* Listing *
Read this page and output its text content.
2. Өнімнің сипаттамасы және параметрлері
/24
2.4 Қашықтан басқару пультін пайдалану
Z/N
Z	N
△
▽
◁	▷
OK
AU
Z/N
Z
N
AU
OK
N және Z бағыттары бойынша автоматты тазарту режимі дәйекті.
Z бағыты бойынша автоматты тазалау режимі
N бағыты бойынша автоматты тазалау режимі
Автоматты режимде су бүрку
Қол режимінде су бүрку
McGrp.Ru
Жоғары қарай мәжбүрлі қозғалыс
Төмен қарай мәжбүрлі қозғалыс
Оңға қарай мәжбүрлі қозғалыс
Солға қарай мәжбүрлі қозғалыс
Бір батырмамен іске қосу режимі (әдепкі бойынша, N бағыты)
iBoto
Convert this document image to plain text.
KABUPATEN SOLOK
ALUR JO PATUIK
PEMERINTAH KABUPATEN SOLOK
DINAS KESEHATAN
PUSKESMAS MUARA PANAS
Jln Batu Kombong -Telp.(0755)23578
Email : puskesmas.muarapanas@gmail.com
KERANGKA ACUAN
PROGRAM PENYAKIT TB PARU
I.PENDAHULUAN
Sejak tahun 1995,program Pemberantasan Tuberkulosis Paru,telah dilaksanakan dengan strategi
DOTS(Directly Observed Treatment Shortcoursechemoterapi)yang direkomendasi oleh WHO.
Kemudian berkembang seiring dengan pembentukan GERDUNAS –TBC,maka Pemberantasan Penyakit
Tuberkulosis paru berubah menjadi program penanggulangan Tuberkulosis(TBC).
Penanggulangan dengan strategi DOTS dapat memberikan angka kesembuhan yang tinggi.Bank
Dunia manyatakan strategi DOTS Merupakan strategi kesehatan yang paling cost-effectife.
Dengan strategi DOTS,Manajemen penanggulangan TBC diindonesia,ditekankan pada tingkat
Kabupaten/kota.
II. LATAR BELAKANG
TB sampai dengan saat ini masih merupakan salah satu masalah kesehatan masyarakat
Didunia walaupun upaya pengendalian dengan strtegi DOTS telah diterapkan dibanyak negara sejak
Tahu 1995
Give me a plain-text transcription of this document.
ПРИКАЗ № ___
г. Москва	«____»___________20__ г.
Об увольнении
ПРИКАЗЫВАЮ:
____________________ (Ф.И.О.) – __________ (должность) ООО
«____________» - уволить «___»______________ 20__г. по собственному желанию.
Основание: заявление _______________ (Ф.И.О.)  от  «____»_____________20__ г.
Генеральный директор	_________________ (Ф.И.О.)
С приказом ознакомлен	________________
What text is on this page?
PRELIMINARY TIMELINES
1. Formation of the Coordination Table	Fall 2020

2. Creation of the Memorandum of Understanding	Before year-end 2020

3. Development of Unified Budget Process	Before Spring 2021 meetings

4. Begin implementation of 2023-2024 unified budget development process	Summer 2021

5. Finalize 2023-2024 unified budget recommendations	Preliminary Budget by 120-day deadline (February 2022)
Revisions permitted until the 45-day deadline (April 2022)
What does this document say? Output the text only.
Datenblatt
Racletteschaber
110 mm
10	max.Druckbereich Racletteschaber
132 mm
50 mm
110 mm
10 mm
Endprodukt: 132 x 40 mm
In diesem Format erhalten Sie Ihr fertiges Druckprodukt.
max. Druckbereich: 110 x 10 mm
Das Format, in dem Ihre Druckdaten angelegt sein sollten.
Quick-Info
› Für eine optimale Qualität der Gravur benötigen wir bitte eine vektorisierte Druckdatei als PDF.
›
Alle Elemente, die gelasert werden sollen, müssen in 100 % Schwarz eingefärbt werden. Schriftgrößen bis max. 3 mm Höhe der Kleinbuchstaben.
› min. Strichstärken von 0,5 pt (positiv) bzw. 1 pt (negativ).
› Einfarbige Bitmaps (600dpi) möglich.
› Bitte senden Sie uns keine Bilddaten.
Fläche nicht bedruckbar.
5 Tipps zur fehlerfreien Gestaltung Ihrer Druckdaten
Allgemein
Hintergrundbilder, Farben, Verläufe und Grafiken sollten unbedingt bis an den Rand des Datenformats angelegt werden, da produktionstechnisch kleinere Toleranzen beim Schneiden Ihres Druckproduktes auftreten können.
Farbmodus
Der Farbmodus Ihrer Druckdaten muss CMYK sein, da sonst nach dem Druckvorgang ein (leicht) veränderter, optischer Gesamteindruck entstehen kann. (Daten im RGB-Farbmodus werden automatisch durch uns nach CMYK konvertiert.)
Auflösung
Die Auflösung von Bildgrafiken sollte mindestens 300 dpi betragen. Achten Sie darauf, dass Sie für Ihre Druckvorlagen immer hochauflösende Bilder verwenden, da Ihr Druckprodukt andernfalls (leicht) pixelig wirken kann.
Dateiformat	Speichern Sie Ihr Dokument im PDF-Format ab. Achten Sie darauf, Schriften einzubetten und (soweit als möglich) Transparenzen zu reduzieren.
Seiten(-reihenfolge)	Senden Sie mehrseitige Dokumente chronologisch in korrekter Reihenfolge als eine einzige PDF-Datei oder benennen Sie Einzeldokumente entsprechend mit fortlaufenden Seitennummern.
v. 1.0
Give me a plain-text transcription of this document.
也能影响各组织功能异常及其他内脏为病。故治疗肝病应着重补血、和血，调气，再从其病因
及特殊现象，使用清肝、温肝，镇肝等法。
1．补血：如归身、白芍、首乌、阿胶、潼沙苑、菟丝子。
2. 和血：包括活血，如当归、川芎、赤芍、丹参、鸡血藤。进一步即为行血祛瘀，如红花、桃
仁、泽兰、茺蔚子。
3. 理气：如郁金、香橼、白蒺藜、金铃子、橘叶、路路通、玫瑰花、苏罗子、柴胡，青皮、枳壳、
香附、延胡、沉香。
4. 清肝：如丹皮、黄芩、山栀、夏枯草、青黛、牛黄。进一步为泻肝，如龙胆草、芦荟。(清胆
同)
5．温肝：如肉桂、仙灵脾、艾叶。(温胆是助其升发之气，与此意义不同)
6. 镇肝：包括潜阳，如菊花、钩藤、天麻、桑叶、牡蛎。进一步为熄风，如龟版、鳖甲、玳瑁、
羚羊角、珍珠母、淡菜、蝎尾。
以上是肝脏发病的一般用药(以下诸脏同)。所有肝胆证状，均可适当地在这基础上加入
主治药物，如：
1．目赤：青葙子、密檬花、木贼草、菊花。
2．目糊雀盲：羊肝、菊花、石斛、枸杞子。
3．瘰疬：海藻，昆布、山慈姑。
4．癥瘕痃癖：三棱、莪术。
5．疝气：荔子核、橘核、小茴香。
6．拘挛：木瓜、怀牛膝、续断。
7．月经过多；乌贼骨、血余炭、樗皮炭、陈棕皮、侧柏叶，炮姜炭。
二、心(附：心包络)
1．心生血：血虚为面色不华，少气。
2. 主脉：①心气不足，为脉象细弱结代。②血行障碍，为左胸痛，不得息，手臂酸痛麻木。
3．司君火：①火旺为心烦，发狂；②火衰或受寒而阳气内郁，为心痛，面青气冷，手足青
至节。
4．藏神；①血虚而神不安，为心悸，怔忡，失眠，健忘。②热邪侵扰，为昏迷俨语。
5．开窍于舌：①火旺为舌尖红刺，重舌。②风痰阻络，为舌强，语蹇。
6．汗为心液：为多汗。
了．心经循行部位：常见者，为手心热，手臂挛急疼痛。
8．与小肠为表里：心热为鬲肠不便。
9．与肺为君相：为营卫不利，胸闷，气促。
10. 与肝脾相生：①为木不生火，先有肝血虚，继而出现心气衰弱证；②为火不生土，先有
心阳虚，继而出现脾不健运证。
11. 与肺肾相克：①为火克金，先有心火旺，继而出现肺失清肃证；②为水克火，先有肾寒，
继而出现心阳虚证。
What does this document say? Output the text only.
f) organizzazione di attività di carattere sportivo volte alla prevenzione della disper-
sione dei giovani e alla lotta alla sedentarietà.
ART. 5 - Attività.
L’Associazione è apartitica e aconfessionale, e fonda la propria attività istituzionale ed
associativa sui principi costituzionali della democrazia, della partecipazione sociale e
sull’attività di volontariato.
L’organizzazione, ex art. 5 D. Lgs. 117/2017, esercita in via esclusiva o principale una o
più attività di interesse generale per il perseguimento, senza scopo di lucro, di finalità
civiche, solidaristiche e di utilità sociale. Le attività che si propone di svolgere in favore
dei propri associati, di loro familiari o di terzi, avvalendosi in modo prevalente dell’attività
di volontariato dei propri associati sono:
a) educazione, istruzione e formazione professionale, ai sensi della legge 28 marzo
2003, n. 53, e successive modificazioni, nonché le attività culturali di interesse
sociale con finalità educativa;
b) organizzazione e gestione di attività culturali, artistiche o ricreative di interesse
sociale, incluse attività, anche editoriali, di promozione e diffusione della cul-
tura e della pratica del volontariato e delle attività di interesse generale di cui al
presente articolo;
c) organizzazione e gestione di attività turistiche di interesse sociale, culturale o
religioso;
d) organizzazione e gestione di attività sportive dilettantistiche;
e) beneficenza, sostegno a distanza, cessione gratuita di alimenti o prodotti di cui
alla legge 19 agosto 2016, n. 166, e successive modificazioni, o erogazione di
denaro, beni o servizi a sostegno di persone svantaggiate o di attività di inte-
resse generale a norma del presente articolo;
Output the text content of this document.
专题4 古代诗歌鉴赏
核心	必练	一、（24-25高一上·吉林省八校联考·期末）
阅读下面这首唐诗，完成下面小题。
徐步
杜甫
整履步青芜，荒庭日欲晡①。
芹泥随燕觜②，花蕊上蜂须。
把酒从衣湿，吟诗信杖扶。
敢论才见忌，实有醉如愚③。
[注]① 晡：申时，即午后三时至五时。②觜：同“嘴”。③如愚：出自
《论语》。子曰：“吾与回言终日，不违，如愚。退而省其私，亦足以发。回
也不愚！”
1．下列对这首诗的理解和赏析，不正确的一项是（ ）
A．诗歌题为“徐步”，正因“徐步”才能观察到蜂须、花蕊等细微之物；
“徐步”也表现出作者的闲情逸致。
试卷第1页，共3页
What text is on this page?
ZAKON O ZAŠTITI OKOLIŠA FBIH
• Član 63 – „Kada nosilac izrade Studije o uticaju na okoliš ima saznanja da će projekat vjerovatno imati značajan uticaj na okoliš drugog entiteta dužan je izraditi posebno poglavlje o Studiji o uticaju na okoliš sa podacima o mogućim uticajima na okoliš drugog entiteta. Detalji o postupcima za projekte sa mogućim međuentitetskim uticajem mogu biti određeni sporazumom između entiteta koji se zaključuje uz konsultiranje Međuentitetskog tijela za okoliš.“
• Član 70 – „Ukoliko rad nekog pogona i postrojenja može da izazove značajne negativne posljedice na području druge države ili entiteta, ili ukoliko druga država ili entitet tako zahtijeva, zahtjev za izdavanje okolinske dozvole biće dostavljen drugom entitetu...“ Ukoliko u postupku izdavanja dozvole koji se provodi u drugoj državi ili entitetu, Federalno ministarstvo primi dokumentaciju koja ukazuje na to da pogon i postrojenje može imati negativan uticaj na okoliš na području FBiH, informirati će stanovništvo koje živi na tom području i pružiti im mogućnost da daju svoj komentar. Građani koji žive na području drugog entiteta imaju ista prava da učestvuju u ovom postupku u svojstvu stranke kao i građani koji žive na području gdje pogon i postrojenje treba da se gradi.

* Exercise directions *
Return every line above that contains the word "Auflösung".

* Response below *
Auflösung
Die Auflösung von Bildgrafiken sollte mindestens 300 dpi betragen. Achten Sie darauf, dass Sie für Ihre Druckvorlagen immer hochauflösende Bilder verwenden, da Ihr Druckprodukt andernfalls (leicht) pixelig wirken kann.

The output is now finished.